Short exercise: Look for the string "City" and copy every line that has it.

Supplied information:
————
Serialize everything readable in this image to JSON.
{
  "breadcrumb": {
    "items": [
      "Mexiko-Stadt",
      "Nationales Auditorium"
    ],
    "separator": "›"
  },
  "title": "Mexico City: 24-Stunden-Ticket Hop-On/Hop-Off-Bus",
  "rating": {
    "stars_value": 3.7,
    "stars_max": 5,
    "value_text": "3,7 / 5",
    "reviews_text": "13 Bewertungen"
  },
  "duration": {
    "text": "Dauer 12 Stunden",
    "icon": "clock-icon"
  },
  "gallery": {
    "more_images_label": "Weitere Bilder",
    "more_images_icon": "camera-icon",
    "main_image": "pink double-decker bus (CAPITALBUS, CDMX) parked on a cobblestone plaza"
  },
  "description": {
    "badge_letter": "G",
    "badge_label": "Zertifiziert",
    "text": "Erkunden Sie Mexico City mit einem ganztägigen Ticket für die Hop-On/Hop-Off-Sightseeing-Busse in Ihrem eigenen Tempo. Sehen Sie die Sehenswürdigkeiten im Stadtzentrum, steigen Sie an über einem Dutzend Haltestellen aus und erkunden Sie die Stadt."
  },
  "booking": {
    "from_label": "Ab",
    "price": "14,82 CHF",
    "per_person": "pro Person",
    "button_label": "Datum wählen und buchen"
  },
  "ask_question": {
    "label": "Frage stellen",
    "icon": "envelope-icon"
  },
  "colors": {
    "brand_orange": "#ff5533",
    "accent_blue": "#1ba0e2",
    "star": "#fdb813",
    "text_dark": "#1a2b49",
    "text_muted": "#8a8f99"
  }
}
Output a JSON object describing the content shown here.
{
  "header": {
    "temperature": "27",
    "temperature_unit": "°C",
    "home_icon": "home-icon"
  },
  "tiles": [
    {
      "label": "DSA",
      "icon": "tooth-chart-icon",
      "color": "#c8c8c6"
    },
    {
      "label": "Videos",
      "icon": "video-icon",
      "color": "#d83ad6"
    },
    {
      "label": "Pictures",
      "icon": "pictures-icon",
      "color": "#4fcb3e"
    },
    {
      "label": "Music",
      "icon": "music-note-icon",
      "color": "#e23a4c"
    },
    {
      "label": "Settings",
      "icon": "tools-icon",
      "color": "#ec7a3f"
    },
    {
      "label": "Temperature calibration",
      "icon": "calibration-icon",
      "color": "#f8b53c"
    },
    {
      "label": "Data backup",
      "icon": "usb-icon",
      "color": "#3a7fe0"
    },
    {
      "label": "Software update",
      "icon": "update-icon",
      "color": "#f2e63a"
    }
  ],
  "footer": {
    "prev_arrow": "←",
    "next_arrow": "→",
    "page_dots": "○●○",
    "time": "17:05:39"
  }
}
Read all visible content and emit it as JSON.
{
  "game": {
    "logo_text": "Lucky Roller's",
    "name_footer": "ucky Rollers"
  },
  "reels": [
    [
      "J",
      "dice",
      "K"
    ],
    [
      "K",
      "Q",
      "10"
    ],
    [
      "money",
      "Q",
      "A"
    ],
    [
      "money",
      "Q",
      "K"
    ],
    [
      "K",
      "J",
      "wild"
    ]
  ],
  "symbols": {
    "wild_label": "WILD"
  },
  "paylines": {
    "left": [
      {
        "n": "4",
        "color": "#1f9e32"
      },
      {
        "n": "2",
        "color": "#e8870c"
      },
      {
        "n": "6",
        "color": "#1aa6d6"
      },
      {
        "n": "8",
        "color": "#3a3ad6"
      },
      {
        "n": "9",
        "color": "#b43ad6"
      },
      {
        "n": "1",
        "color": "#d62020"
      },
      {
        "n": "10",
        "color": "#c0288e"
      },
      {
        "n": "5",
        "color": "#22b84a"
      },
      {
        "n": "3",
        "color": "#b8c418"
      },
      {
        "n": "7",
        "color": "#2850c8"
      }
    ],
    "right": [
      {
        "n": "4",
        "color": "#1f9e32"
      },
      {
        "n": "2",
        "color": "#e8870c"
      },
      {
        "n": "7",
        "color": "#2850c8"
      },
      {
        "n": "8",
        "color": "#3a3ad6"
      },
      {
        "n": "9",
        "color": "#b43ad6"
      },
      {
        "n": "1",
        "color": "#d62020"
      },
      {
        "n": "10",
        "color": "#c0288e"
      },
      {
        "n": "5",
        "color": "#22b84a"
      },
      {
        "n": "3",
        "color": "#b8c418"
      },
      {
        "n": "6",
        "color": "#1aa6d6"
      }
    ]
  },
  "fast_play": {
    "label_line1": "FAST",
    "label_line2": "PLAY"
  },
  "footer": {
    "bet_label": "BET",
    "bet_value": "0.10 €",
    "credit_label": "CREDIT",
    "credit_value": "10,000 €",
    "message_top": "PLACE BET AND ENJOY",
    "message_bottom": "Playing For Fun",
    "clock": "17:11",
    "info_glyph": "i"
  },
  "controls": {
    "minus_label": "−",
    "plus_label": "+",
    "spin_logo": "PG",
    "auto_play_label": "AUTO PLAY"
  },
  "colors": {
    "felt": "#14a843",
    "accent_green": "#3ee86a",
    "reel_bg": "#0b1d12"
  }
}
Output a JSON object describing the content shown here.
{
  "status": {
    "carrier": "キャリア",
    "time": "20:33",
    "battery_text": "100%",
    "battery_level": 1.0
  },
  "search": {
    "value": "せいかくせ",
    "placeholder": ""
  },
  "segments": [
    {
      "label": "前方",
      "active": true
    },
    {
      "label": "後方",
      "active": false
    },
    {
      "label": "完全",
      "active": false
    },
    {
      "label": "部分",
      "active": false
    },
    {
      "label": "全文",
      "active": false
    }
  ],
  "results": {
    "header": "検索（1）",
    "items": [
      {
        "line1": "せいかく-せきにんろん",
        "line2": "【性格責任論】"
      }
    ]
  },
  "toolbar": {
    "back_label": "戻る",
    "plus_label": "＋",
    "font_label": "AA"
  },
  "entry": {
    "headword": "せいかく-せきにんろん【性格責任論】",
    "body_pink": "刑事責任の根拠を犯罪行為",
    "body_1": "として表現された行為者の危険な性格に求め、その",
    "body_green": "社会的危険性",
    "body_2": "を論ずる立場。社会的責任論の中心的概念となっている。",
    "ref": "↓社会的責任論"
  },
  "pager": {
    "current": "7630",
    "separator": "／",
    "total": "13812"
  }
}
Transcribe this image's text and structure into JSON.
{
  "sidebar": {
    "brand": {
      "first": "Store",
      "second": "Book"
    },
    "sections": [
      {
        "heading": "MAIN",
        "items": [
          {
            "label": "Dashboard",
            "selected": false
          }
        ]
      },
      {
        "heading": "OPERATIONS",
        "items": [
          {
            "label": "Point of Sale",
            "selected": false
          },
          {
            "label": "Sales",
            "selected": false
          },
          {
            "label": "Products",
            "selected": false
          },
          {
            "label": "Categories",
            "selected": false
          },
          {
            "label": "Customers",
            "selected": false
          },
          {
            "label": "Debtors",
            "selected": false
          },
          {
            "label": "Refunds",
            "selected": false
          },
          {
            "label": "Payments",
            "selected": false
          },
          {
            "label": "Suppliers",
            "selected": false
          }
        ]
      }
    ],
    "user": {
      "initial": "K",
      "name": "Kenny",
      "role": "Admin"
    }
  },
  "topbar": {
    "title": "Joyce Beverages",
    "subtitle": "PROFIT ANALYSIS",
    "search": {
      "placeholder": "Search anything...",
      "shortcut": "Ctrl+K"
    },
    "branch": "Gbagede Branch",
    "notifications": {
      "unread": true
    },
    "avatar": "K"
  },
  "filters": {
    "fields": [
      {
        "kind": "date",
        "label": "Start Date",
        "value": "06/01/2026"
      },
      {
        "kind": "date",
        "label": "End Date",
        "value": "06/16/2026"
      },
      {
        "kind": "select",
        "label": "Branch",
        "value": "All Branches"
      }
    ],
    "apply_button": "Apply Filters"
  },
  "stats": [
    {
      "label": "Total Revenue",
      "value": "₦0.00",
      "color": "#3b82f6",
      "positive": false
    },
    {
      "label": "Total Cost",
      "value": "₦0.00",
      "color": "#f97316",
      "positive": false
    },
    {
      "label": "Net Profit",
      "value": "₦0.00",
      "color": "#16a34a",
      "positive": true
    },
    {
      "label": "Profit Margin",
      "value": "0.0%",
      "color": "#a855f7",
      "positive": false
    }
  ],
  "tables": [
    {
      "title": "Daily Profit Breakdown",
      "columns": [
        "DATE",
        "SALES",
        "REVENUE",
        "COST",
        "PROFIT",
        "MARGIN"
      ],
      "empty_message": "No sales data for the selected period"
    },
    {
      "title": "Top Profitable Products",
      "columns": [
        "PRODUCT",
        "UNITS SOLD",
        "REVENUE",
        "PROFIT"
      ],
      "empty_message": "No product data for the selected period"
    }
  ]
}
————
Written response:
  "title": "Mexico City: 24-Stunden-Ticket Hop-On/Hop-Off-Bus",
    "text": "Erkunden Sie Mexico City mit einem ganztägigen Ticket für die Hop-On/Hop-Off-Sightseeing-Busse in Ihrem eigenen Tempo. Sehen Sie die Sehenswürdigkeiten im Stadtzentrum, steigen Sie an über einem Dutzend Haltestellen aus und erkunden Sie die Stadt."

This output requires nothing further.